--- Given records ---
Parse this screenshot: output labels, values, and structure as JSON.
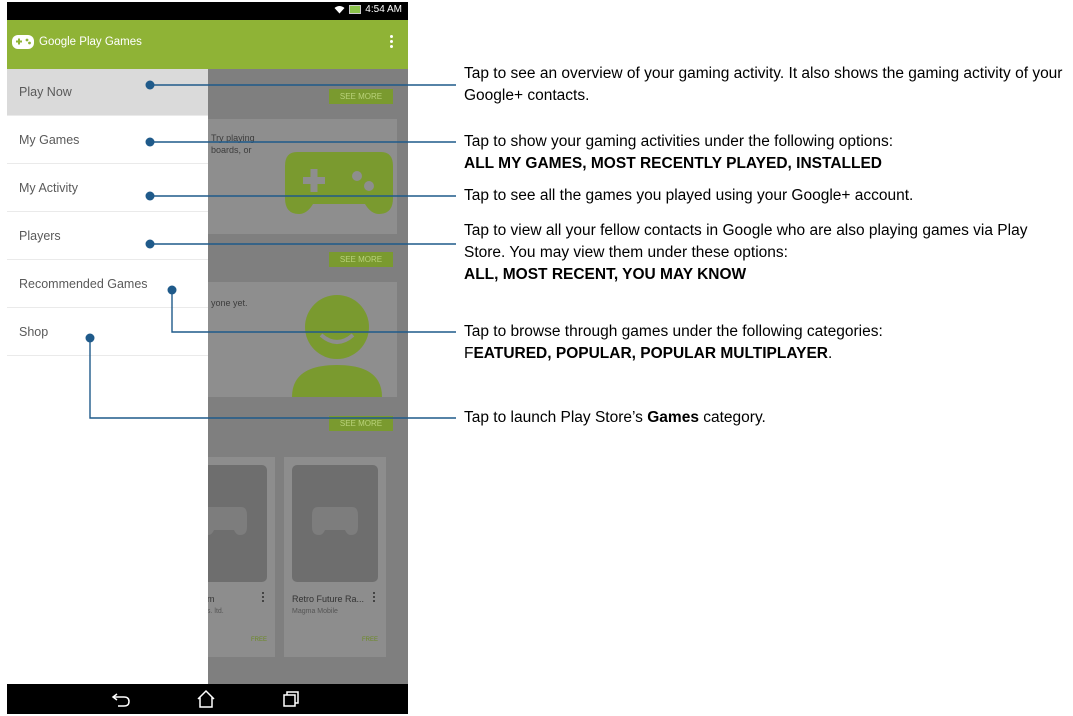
{
  "status_bar": {
    "time": "4:54 AM"
  },
  "app_bar": {
    "title": "Google Play Games"
  },
  "drawer": {
    "items": [
      {
        "label": "Play Now"
      },
      {
        "label": "My Games"
      },
      {
        "label": "My Activity"
      },
      {
        "label": "Players"
      },
      {
        "label": "Recommended Games"
      },
      {
        "label": "Shop"
      }
    ]
  },
  "background": {
    "see_more": "SEE MORE",
    "card1_text_1": "Try playing",
    "card1_text_2": "boards, or",
    "card2_text": "yone yet.",
    "games": [
      {
        "title": "m",
        "developer": "s. ltd.",
        "price": "FREE"
      },
      {
        "title": "Retro Future Ra...",
        "developer": "Magma Mobile",
        "price": "FREE"
      }
    ]
  },
  "annotations": [
    {
      "text": "Tap to see an overview of your gaming activity. It also shows the gaming activity of your  Google+ contacts."
    },
    {
      "text": "Tap to show your gaming activities under the following options:",
      "bold": "ALL MY GAMES, MOST RECENTLY PLAYED, INSTALLED"
    },
    {
      "text": "Tap to see all the games you played using your Google+ account."
    },
    {
      "text": "Tap to view all your fellow contacts in Google who are also playing games via Play Store. You may view them under these options:",
      "bold": "ALL, MOST RECENT, YOU MAY KNOW"
    },
    {
      "text": "Tap to browse through games under the following categories:",
      "bold_prefix": "F",
      "bold": "EATURED, POPULAR, POPULAR MULTIPLAYER",
      "suffix": "."
    },
    {
      "text_before": "Tap to launch Play Store’s ",
      "bold": "Games",
      "text_after": " category."
    }
  ],
  "colors": {
    "accent": "#8fb336",
    "leader_line": "#1f5a8a"
  },
  "icons": [
    "gamepad-icon",
    "overflow-menu-icon",
    "wifi-icon",
    "battery-icon",
    "back-icon",
    "home-icon",
    "recents-icon"
  ]
}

--- Problem description ---
Retype every entry verbatim and exclude the pictures from the copy.

--- Response ---
Parse this screenshot: output labels, values, and structure as JSON.
{
  "status_bar": {
    "time": "4:54 AM"
  },
  "app_bar": {
    "title": "Google Play Games"
  },
  "drawer": {
    "items": [
      {
        "label": "Play Now"
      },
      {
        "label": "My Games"
      },
      {
        "label": "My Activity"
      },
      {
        "label": "Players"
      },
      {
        "label": "Recommended Games"
      },
      {
        "label": "Shop"
      }
    ]
  },
  "background": {
    "see_more": "SEE MORE",
    "card1_text_1": "Try playing",
    "card1_text_2": "boards, or",
    "card2_text": "yone yet.",
    "games": [
      {
        "title": "m",
        "developer": "s. ltd.",
        "price": "FREE"
      },
      {
        "title": "Retro Future Ra...",
        "developer": "Magma Mobile",
        "price": "FREE"
      }
    ]
  },
  "annotations": [
    {
      "text": "Tap to see an overview of your gaming activity. It also shows the gaming activity of your  Google+ contacts."
    },
    {
      "text": "Tap to show your gaming activities under the following options:",
      "bold": "ALL MY GAMES, MOST RECENTLY PLAYED, INSTALLED"
    },
    {
      "text": "Tap to see all the games you played using your Google+ account."
    },
    {
      "text": "Tap to view all your fellow contacts in Google who are also playing games via Play Store. You may view them under these options:",
      "bold": "ALL, MOST RECENT, YOU MAY KNOW"
    },
    {
      "text": "Tap to browse through games under the following categories:",
      "bold_prefix": "F",
      "bold": "EATURED, POPULAR, POPULAR MULTIPLAYER",
      "suffix": "."
    },
    {
      "text_before": "Tap to launch Play Store’s ",
      "bold": "Games",
      "text_after": " category."
    }
  ],
  "colors": {
    "accent": "#8fb336",
    "leader_line": "#1f5a8a"
  },
  "icons": [
    "gamepad-icon",
    "overflow-menu-icon",
    "wifi-icon",
    "battery-icon",
    "back-icon",
    "home-icon",
    "recents-icon"
  ]
}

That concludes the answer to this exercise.